◆ REQUIRED WORK
Below is the data. Give it again, complete and exact.

◆ RECORDS FOR PROCESSING
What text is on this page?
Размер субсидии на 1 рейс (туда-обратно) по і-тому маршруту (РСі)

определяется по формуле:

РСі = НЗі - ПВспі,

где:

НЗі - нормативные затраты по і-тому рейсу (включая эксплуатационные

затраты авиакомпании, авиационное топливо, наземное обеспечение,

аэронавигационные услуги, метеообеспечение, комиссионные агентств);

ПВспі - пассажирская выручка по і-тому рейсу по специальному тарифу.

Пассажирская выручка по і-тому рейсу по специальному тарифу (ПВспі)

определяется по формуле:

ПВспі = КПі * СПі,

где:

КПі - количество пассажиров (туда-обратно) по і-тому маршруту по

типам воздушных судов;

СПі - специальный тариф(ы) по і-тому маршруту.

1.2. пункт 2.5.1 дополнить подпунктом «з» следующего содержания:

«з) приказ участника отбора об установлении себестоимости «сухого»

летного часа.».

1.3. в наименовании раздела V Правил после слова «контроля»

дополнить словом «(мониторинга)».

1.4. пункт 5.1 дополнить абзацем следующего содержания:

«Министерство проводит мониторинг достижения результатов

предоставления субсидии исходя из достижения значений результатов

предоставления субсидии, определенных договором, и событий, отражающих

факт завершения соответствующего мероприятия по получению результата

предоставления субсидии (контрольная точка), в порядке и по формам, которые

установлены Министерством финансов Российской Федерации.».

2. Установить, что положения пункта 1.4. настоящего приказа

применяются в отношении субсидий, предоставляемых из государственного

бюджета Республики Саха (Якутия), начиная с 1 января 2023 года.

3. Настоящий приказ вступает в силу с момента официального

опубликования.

◆ REPLY TO THE EXERCISE
What text is on this page?
Размер субсидии на 1 рейс (туда-обратно) по і-тому маршруту (РСі)

определяется по формуле:

РСі = НЗі - ПВспі,

где:

НЗі - нормативные затраты по і-тому рейсу (включая эксплуатационные

затраты авиакомпании, авиационное топливо, наземное обеспечение,

аэронавигационные услуги, метеообеспечение, комиссионные агентств);

ПВспі - пассажирская выручка по і-тому рейсу по специальному тарифу.

Пассажирская выручка по і-тому рейсу по специальному тарифу (ПВспі)

определяется по формуле:

ПВспі = КПі * СПі,

где:

КПі - количество пассажиров (туда-обратно) по і-тому маршруту по

типам воздушных судов;

СПі - специальный тариф(ы) по і-тому маршруту.

1.2. пункт 2.5.1 дополнить подпунктом «з» следующего содержания:

«з) приказ участника отбора об установлении себестоимости «сухого»

летного часа.».

1.3. в наименовании раздела V Правил после слова «контроля»

дополнить словом «(мониторинга)».

1.4. пункт 5.1 дополнить абзацем следующего содержания:

«Министерство проводит мониторинг достижения результатов

предоставления субсидии исходя из достижения значений результатов

предоставления субсидии, определенных договором, и событий, отражающих

факт завершения соответствующего мероприятия по получению результата

предоставления субсидии (контрольная точка), в порядке и по формам, которые

установлены Министерством финансов Российской Федерации.».

2. Установить, что положения пункта 1.4. настоящего приказа

применяются в отношении субсидий, предоставляемых из государственного

бюджета Республики Саха (Якутия), начиная с 1 января 2023 года.

3. Настоящий приказ вступает в силу с момента официального

опубликования.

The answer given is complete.